── The input ──
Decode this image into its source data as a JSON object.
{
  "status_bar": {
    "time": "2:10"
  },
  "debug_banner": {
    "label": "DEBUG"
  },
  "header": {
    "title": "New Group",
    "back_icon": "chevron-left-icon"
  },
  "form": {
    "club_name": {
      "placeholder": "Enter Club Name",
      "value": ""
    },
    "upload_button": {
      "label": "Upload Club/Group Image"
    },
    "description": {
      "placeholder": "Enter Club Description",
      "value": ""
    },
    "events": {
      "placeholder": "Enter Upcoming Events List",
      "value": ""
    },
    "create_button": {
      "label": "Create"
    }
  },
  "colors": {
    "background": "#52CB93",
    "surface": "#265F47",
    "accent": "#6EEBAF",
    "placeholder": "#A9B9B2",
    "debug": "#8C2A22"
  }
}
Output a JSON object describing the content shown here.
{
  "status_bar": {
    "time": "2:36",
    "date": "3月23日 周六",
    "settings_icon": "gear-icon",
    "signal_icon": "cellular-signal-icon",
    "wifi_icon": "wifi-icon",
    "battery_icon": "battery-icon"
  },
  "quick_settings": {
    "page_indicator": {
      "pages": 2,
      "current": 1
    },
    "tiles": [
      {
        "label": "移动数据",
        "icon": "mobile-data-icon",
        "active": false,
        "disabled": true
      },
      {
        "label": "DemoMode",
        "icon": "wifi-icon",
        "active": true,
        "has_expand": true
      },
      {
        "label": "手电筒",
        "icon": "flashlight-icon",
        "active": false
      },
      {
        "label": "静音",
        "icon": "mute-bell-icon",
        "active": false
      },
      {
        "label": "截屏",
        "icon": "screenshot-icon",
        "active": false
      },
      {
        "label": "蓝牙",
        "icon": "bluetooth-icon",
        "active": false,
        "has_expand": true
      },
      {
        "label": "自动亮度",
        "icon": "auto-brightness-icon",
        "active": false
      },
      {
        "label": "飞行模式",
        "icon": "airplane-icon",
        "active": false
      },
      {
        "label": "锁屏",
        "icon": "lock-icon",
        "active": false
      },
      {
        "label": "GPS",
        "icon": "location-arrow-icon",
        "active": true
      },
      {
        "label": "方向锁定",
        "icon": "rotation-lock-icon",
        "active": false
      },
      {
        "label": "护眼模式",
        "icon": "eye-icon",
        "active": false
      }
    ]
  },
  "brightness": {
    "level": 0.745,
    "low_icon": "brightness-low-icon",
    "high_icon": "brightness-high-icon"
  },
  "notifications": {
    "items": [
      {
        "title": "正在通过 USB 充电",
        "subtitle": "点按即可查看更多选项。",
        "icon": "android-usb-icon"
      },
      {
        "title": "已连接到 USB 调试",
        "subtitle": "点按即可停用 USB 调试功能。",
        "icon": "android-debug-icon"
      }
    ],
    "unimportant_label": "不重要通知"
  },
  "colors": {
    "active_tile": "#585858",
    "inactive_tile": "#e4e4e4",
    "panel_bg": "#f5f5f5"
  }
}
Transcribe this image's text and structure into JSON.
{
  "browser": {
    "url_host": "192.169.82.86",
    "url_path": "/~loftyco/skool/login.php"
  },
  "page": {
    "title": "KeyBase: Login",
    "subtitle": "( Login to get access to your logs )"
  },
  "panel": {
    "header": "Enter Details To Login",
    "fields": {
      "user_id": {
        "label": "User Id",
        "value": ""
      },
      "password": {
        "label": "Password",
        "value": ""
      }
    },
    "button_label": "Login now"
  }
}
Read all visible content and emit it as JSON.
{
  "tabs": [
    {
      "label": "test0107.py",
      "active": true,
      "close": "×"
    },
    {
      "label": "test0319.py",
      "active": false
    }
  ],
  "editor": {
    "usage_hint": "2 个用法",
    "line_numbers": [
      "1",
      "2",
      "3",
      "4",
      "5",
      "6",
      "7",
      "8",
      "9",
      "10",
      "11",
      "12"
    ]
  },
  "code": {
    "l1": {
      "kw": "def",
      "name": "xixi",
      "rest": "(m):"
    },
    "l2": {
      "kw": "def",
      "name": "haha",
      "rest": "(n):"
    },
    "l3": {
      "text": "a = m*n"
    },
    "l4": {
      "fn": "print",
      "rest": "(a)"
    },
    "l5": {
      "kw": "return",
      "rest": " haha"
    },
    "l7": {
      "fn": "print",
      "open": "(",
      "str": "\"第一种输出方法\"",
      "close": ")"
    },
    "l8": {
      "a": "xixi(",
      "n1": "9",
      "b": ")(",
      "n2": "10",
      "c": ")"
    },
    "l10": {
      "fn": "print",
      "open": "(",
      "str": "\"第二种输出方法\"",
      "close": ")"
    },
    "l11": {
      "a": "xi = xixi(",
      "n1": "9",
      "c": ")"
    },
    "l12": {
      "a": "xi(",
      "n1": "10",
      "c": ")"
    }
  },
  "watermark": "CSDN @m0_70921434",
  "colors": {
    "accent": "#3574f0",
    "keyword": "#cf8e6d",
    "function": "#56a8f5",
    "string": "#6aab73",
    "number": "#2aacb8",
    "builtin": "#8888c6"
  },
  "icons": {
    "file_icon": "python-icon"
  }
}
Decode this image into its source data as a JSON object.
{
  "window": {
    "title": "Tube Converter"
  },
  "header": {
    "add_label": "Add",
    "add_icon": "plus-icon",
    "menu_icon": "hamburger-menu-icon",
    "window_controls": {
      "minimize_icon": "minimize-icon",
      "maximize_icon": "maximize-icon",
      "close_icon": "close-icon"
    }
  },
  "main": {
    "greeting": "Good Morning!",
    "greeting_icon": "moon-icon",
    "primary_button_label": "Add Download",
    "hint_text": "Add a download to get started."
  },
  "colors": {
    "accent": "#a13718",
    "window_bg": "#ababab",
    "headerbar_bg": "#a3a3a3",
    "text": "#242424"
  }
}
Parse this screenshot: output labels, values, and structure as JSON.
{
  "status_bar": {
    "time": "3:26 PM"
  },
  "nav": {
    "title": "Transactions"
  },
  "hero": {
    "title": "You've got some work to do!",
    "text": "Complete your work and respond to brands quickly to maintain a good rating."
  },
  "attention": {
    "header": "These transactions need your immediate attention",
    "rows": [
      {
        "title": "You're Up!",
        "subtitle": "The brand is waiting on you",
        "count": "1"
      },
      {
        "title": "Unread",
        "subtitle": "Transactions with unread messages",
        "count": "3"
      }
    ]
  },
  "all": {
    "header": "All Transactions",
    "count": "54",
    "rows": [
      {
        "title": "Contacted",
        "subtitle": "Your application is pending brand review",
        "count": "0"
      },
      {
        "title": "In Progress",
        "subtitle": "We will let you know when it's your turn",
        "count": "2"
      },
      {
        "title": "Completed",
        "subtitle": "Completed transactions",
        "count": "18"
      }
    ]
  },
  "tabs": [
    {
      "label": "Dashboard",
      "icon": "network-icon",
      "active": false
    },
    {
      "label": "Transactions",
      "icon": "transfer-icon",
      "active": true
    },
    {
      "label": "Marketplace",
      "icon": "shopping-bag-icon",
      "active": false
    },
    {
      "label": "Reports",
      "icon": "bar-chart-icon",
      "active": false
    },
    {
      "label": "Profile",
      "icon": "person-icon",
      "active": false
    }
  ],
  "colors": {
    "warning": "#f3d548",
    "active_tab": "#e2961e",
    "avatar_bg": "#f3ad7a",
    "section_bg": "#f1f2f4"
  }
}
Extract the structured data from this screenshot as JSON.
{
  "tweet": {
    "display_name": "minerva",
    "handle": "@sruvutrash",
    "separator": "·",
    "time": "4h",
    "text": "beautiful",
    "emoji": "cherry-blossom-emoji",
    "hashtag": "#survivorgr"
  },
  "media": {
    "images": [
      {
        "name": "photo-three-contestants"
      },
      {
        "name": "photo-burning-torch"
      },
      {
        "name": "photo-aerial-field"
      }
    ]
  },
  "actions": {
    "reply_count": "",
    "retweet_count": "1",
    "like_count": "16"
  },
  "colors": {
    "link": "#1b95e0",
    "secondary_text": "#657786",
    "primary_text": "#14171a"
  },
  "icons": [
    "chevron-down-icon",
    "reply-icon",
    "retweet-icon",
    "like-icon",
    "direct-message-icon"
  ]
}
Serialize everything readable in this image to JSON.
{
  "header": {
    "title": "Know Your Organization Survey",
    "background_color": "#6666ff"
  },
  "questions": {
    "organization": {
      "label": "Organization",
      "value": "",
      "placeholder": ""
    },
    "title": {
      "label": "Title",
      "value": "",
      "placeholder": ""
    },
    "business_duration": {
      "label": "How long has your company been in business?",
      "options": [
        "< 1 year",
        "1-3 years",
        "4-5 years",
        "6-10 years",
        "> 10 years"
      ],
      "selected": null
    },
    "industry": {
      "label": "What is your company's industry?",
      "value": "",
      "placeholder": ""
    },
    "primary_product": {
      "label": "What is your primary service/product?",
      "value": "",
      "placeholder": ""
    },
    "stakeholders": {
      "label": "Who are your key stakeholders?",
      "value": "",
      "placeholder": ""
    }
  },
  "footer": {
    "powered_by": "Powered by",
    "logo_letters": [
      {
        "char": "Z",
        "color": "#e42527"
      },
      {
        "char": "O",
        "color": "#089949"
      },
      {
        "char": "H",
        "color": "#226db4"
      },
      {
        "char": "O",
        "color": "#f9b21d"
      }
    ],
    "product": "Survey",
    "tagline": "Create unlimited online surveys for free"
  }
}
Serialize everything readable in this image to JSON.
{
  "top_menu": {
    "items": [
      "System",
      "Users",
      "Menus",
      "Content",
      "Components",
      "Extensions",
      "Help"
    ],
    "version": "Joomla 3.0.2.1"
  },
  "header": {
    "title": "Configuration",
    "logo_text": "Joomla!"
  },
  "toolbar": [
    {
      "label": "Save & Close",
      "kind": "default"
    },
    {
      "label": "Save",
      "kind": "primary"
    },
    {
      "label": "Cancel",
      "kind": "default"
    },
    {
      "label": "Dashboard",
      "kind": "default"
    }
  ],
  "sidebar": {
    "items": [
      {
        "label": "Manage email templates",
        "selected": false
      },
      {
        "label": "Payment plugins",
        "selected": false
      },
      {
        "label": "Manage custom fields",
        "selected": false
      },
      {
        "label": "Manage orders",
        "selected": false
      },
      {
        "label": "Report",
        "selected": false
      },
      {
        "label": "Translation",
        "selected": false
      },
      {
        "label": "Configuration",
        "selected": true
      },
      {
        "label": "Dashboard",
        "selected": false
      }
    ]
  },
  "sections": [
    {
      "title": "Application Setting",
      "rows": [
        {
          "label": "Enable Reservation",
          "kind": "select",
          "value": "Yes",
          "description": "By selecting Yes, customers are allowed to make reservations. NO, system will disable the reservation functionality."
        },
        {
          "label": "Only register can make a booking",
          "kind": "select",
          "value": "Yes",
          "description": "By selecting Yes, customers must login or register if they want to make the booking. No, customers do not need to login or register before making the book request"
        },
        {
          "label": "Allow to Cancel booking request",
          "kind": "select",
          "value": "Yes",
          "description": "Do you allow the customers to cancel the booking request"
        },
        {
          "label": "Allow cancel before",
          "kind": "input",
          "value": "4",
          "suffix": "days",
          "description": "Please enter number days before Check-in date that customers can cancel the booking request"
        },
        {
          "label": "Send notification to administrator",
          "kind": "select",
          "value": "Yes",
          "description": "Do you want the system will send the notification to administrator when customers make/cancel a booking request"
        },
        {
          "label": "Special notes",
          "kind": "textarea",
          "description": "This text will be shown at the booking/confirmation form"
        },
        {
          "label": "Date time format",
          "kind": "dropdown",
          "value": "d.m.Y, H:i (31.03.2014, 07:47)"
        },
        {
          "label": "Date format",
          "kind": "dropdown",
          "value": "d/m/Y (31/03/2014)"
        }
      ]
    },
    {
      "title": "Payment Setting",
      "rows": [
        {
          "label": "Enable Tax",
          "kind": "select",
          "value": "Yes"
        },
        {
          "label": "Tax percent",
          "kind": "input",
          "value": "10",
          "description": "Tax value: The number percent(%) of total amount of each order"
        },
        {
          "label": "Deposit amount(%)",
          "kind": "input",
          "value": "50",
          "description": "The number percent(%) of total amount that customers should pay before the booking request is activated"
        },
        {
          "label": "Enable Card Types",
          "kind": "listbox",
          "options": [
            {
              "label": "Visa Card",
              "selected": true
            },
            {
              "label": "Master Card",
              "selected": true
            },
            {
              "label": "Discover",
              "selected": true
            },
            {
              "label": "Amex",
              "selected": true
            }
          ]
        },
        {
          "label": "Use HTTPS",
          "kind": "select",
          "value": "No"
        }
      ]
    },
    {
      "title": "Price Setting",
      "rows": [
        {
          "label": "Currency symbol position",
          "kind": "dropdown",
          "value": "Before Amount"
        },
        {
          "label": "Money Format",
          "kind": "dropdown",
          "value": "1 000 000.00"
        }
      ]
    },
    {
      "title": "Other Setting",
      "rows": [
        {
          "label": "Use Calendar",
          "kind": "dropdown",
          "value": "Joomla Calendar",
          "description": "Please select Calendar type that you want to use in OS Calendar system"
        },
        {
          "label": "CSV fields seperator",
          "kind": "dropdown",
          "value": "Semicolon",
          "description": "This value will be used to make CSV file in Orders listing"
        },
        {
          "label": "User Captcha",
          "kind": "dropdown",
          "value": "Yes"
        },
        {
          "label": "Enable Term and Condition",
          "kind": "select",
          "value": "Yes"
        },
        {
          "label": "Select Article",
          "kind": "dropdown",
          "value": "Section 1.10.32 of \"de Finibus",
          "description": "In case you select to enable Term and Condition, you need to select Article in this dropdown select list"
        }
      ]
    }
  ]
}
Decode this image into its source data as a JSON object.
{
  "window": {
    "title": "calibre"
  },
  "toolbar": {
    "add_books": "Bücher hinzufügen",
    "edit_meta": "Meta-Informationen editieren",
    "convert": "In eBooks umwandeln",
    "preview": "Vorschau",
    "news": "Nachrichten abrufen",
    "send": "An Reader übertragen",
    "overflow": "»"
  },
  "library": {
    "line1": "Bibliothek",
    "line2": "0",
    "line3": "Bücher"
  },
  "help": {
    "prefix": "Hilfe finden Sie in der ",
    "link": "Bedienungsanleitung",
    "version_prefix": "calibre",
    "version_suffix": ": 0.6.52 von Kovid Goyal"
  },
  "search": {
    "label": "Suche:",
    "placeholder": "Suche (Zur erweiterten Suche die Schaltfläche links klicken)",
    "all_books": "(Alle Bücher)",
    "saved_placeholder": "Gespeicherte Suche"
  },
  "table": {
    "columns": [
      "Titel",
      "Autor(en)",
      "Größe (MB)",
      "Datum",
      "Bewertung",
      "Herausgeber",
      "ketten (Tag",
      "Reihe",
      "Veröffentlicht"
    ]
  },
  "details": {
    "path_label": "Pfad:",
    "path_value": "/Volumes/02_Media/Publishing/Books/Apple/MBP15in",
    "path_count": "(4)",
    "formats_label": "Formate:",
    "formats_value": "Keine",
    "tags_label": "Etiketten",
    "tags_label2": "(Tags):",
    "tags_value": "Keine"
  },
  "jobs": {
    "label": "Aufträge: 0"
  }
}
───
● **Instructions to follow**
Copy out every line from the material above in which the word "Condition" appears.

● **Solution to the problem**
          "label": "Enable Term and Condition",
          "description": "In case you select to enable Term and Condition, you need to select Article in this dropdown select list"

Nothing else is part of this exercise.